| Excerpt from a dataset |
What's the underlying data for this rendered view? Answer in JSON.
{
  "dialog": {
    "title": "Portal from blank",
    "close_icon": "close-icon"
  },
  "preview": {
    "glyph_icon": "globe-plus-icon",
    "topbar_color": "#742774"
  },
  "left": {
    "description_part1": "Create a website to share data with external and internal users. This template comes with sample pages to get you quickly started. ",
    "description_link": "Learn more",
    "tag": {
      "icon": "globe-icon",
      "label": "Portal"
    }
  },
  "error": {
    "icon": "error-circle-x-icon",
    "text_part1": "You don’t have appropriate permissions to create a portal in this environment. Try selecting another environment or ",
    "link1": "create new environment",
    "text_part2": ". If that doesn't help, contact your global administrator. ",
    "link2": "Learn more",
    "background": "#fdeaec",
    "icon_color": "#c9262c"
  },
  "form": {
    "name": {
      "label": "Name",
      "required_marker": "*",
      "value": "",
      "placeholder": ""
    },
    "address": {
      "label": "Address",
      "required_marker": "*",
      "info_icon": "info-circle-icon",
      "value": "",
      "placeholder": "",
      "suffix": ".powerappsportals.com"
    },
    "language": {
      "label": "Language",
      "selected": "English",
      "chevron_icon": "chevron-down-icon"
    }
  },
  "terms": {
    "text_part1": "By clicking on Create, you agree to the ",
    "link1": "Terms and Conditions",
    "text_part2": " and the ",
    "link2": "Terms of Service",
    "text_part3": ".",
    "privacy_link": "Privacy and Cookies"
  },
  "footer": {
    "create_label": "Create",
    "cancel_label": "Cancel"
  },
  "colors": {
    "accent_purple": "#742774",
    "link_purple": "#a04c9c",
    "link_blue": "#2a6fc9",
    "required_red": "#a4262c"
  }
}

| Problem |
Write the data from above out again, exactly.

| Correct output |
What's the underlying data for this rendered view? Answer in JSON.
{
  "dialog": {
    "title": "Portal from blank",
    "close_icon": "close-icon"
  },
  "preview": {
    "glyph_icon": "globe-plus-icon",
    "topbar_color": "#742774"
  },
  "left": {
    "description_part1": "Create a website to share data with external and internal users. This template comes with sample pages to get you quickly started. ",
    "description_link": "Learn more",
    "tag": {
      "icon": "globe-icon",
      "label": "Portal"
    }
  },
  "error": {
    "icon": "error-circle-x-icon",
    "text_part1": "You don’t have appropriate permissions to create a portal in this environment. Try selecting another environment or ",
    "link1": "create new environment",
    "text_part2": ". If that doesn't help, contact your global administrator. ",
    "link2": "Learn more",
    "background": "#fdeaec",
    "icon_color": "#c9262c"
  },
  "form": {
    "name": {
      "label": "Name",
      "required_marker": "*",
      "value": "",
      "placeholder": ""
    },
    "address": {
      "label": "Address",
      "required_marker": "*",
      "info_icon": "info-circle-icon",
      "value": "",
      "placeholder": "",
      "suffix": ".powerappsportals.com"
    },
    "language": {
      "label": "Language",
      "selected": "English",
      "chevron_icon": "chevron-down-icon"
    }
  },
  "terms": {
    "text_part1": "By clicking on Create, you agree to the ",
    "link1": "Terms and Conditions",
    "text_part2": " and the ",
    "link2": "Terms of Service",
    "text_part3": ".",
    "privacy_link": "Privacy and Cookies"
  },
  "footer": {
    "create_label": "Create",
    "cancel_label": "Cancel"
  },
  "colors": {
    "accent_purple": "#742774",
    "link_purple": "#a04c9c",
    "link_blue": "#2a6fc9",
    "required_red": "#a4262c"
  }
}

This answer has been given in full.